DOCUMENT EXTRACT:
^^^^^^^^

Note: The table displays the mean (µ) and median (µ1/2) absolute error metrics, the coefficient of determination (R²), the correct rate (CR), and the miss-by-one correct rate (CR +/−1).

Group Models

The second step was to estimate the model performance within the entire group. The dataset containing data from all drivers was split into training and testing sets with a 60% to 40% split ratio. Because the size of the group dataset was much larger compared with the individual dataset, a more stringent split ratio could be chosen while maintaining a sufficiently large training set.

Results indicated group models performed well. The AE_µ for the model with window size 5 s and 0% overlap was 0.605, the AE_µ1/2 0.406, R² 0.661, CR 57.40%, and CR+/−1 90.60%.

Generalizing Group Models

The last step was to assess how models would perform in a realistic setting, such as a setting in which workload from an unknown driver is predicted based on data from a pool of other drivers. To achieve this, data were sampled using a k-fold approach, with k = N_participants. For every k_i, the training set consisted of all data except the held out participant k_i. Workload for participant k_i was then predicted and model performance evaluated. This method simulated how the trained models would perform when predicting data from previously unseen individuals. This obtained performance measure reflects real-world settings, in which it is impractical for models to be trained on all possible drivers and generalizing power is thus preferable.

Results showed that models did not perform well when generalizing to unknown drivers. The AE_µ for all individual models with window size 5 s and 0% overlap was 1.522, AE_µ1/2 was 1.163, R² was −0.538, CR 20.07%, and CR+/−1 55.18%. The strongly negative coefficient of determination suggests unsatisfactory performance (the mean of the data is a better predictor than the trained model). The relatively low (though above chance level, not satisfactory) absolute error rates given R² are explained by a class imbalance in the dataset, in which two classes (workload levels 1 and 2) dominate. To assess whether this was a possible cause for the poor performance of the models, data were resampled using SMOTE (Synthetic Minority Over-Sampling Technique) ( 30 ). This had little discernible effect on the model performance, and it was concluded that low performance was not caused by the class imbalance in the dataset. It was also observed that R² increases slightly with increasing window size, in accordance with earlier studies ( 3 ) and contrary to the individual and group models in the present study.

^^^^^^^^

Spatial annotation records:
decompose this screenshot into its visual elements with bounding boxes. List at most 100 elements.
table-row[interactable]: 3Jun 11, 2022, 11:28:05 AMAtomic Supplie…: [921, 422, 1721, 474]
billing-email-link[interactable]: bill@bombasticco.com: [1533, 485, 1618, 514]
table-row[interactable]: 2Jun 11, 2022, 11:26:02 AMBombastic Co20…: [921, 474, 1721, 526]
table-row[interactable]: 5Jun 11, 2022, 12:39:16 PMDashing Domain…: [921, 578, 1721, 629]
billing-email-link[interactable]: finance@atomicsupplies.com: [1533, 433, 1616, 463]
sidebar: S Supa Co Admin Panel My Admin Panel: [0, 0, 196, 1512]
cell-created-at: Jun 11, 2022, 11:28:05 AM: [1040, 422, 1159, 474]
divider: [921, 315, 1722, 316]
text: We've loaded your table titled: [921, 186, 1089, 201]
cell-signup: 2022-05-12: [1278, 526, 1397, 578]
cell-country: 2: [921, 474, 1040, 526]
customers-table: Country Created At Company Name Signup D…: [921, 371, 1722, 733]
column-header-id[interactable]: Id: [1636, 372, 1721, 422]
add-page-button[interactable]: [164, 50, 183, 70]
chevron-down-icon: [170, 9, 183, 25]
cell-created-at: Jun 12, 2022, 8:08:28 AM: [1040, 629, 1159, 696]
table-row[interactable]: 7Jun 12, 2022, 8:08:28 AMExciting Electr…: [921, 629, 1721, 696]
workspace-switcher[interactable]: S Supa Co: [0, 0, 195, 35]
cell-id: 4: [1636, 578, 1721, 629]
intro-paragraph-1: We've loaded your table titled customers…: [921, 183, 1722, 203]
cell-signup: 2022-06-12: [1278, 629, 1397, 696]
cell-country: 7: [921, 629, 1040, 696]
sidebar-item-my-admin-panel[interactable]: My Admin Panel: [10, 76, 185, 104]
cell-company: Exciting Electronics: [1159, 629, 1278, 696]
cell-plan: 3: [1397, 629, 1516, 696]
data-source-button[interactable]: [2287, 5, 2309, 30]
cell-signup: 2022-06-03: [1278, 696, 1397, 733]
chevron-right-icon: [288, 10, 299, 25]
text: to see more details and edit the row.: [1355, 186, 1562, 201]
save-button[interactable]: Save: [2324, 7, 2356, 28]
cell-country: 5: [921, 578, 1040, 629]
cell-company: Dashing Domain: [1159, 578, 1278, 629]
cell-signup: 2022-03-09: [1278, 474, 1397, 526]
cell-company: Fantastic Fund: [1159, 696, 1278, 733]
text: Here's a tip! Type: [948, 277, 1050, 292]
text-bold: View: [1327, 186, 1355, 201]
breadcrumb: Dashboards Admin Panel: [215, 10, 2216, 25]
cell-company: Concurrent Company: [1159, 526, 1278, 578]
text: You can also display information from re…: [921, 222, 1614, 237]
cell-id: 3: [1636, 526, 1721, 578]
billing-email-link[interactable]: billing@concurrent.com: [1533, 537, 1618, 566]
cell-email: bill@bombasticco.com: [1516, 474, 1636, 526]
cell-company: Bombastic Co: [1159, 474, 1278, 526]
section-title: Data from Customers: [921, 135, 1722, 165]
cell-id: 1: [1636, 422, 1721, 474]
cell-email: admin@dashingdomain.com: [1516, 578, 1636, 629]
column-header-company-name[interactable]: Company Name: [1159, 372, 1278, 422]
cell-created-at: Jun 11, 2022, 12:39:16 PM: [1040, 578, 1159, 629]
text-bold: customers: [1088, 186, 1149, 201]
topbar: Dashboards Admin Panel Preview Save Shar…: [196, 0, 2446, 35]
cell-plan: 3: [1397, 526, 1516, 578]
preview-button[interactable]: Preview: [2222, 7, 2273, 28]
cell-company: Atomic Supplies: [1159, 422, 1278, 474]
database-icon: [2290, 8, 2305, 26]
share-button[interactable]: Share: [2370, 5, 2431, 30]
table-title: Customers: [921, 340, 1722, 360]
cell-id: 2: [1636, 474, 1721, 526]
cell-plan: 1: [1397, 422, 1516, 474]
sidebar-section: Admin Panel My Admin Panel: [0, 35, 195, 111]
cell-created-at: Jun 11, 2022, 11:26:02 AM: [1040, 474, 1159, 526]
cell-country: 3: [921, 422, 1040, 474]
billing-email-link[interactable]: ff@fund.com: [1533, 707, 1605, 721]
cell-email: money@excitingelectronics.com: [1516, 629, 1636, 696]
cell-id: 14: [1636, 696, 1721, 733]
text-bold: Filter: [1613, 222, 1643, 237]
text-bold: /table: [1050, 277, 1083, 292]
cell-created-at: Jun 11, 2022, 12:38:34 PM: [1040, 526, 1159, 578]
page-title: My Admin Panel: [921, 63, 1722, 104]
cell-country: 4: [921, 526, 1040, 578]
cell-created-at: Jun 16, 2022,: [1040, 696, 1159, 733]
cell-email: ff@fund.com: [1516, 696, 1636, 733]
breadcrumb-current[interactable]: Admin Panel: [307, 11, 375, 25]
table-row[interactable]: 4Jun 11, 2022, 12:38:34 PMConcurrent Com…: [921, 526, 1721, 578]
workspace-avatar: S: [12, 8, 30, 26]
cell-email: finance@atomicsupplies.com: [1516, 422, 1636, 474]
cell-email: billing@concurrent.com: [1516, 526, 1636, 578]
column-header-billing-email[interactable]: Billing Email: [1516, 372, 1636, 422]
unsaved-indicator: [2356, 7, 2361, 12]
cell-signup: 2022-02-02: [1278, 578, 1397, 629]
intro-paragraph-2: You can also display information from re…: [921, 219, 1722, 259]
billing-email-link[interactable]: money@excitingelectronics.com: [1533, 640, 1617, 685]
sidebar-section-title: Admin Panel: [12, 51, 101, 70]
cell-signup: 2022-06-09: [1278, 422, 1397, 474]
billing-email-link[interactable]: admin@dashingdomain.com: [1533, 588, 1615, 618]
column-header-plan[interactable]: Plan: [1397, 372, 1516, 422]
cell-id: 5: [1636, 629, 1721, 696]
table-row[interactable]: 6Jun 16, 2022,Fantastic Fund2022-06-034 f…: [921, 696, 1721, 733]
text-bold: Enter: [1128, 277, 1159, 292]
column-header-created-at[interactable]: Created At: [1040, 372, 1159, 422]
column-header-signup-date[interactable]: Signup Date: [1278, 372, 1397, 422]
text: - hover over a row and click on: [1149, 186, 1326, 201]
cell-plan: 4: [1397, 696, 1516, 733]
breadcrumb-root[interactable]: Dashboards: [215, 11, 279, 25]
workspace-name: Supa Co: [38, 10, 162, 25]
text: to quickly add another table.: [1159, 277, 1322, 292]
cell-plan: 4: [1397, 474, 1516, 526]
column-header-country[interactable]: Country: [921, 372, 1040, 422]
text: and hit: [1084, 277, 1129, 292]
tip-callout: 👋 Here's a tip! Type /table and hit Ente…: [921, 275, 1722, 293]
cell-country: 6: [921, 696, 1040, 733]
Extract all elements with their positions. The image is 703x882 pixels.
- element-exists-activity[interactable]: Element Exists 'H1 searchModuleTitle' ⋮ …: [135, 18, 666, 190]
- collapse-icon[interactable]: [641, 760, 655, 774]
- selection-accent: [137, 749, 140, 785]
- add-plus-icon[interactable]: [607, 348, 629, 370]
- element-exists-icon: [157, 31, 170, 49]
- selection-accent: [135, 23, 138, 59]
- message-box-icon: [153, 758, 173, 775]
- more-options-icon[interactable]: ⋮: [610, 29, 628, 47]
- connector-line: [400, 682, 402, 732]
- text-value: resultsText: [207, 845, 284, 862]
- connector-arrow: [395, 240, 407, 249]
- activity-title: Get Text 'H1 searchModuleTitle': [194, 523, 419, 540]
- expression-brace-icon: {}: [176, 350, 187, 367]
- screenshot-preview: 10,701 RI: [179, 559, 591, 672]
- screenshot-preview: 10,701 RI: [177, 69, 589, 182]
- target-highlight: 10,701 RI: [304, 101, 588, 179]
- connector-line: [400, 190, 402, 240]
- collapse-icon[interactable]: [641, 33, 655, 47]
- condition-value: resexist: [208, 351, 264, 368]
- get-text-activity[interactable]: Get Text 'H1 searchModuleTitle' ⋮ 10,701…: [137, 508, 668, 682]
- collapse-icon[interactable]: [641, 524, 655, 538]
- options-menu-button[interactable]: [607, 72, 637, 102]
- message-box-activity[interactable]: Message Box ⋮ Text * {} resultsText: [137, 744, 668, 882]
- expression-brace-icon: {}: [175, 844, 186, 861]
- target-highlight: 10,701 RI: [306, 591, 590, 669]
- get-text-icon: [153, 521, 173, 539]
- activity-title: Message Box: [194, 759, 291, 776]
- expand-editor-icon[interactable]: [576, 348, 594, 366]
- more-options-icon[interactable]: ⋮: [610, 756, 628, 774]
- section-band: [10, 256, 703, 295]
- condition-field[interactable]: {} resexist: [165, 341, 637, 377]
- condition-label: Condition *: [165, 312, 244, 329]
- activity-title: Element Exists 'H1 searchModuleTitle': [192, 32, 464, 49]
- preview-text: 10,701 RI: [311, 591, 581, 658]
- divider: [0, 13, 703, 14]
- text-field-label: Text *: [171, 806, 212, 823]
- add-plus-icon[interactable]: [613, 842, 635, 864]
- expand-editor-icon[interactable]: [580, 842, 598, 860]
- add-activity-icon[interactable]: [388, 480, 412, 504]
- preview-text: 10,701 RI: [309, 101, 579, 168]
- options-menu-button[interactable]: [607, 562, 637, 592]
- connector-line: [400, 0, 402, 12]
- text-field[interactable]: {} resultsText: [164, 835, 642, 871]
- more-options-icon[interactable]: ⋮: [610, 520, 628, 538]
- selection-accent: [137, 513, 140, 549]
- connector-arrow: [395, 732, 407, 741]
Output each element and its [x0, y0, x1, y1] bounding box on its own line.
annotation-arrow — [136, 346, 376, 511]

^^^^^^^^

TASK BRIEF:
Pick up the passage on predicting driver workload from where it stops and continue it.

RESULT OF THE EXERCISE:
Conclusion

The results of this study showed that predicting self-reported workload in a simulated realistic environment was possible at the individual and group level, but proved difficult when generalizing to unknown drivers. Several causes can be identified. The simulated scenarios might not have induced sufficient workload to be measurable with performance or physiological measures. Indeed, most participants indicated that driving in the simulator felt very different from actual driving, and was not that difficult at all. Because a self-report measure was used, which is a subjective measure, it is possible that different participants had biased response tendencies. Lastly, it might also be the case that different physiological response patterns to workload exist, in which case the sample size of 18 could have been too small to account for all occurring patterns.

This raises the question of whether workload prediction is at all possible on non-binary scales, while generalizing across drivers. To further explore this possibility, a dataset from a study with a lane-keeping task was obtained. This study and the results are discussed in the next section.

Estimating Workload in a Forced-Pace Simulator Study

A dataset was re-used from a previously executed study by Melman et al. ( 31 ) to further assess multi-level workload prediction in drivers. The study featured a challenging lane-keeping task, which had the potential to induce higher workload than the previous study. The same physiological and performance measurements were used as in the previously described simulator study.

Method

Equipment

The study was performed in a fixed-base driving simulator at the faculty of Aerospace Engineering, Delft University of Technology. The simulator consisted of a mockup dashboard with three LCD projectors (BenQ W1080ST 1080p) that provided roughly 180° vision. The simulated vehicle had an automatic gearbox and a top speed of 210 km/h.

Physiological data were logged using a biosignalsPlux wireless hub at 1000 Hz. Heart rate was recorded using three pregelled Ag/AgCl (silver/silver chloride) electrodes at the heart’s v3-node. Skin response was measured using the same pregelled electrodes, placed inside the palm and on the wrist of both hands. Simulator data were logged at 100 Hz.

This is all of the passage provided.